§ Exercise
Will you quote all of the entries, word for word?
####################
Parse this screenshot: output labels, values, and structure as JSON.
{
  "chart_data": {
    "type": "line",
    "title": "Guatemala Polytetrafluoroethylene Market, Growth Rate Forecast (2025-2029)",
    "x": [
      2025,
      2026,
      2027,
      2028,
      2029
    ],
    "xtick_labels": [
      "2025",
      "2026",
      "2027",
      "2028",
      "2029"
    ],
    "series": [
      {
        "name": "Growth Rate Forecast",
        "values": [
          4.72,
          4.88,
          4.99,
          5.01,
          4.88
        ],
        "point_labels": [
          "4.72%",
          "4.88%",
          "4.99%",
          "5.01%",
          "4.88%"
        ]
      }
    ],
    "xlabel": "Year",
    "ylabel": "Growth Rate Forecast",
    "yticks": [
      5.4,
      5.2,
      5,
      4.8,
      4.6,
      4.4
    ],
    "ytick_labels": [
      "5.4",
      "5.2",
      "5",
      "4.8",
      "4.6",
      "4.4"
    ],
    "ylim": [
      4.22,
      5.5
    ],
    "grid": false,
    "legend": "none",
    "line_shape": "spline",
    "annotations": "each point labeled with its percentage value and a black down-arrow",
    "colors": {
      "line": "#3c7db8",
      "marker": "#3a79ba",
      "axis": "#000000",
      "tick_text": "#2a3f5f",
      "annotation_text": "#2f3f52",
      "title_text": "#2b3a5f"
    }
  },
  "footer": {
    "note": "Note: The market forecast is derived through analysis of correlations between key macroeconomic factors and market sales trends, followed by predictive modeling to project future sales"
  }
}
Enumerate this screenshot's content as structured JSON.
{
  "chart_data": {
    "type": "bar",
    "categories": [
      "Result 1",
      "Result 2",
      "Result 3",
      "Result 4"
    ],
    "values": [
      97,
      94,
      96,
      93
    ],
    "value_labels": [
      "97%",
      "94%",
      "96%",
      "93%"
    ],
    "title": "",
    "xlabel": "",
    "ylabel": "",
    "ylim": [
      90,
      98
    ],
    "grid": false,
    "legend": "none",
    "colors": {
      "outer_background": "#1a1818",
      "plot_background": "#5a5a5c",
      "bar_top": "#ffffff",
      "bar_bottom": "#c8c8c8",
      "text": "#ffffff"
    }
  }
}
####################
§ Response to this task
Parse this screenshot: output labels, values, and structure as JSON.
{
  "chart_data": {
    "type": "line",
    "title": "Guatemala Polytetrafluoroethylene Market, Growth Rate Forecast (2025-2029)",
    "x": [
      2025,
      2026,
      2027,
      2028,
      2029
    ],
    "xtick_labels": [
      "2025",
      "2026",
      "2027",
      "2028",
      "2029"
    ],
    "series": [
      {
        "name": "Growth Rate Forecast",
        "values": [
          4.72,
          4.88,
          4.99,
          5.01,
          4.88
        ],
        "point_labels": [
          "4.72%",
          "4.88%",
          "4.99%",
          "5.01%",
          "4.88%"
        ]
      }
    ],
    "xlabel": "Year",
    "ylabel": "Growth Rate Forecast",
    "yticks": [
      5.4,
      5.2,
      5,
      4.8,
      4.6,
      4.4
    ],
    "ytick_labels": [
      "5.4",
      "5.2",
      "5",
      "4.8",
      "4.6",
      "4.4"
    ],
    "ylim": [
      4.22,
      5.5
    ],
    "grid": false,
    "legend": "none",
    "line_shape": "spline",
    "annotations": "each point labeled with its percentage value and a black down-arrow",
    "colors": {
      "line": "#3c7db8",
      "marker": "#3a79ba",
      "axis": "#000000",
      "tick_text": "#2a3f5f",
      "annotation_text": "#2f3f52",
      "title_text": "#2b3a5f"
    }
  },
  "footer": {
    "note": "Note: The market forecast is derived through analysis of correlations between key macroeconomic factors and market sales trends, followed by predictive modeling to project future sales"
  }
}
Enumerate this screenshot's content as structured JSON.
{
  "chart_data": {
    "type": "bar",
    "categories": [
      "Result 1",
      "Result 2",
      "Result 3",
      "Result 4"
    ],
    "values": [
      97,
      94,
      96,
      93
    ],
    "value_labels": [
      "97%",
      "94%",
      "96%",
      "93%"
    ],
    "title": "",
    "xlabel": "",
    "ylabel": "",
    "ylim": [
      90,
      98
    ],
    "grid": false,
    "legend": "none",
    "colors": {
      "outer_background": "#1a1818",
      "plot_background": "#5a5a5c",
      "bar_top": "#ffffff",
      "bar_bottom": "#c8c8c8",
      "text": "#ffffff"
    }
  }
}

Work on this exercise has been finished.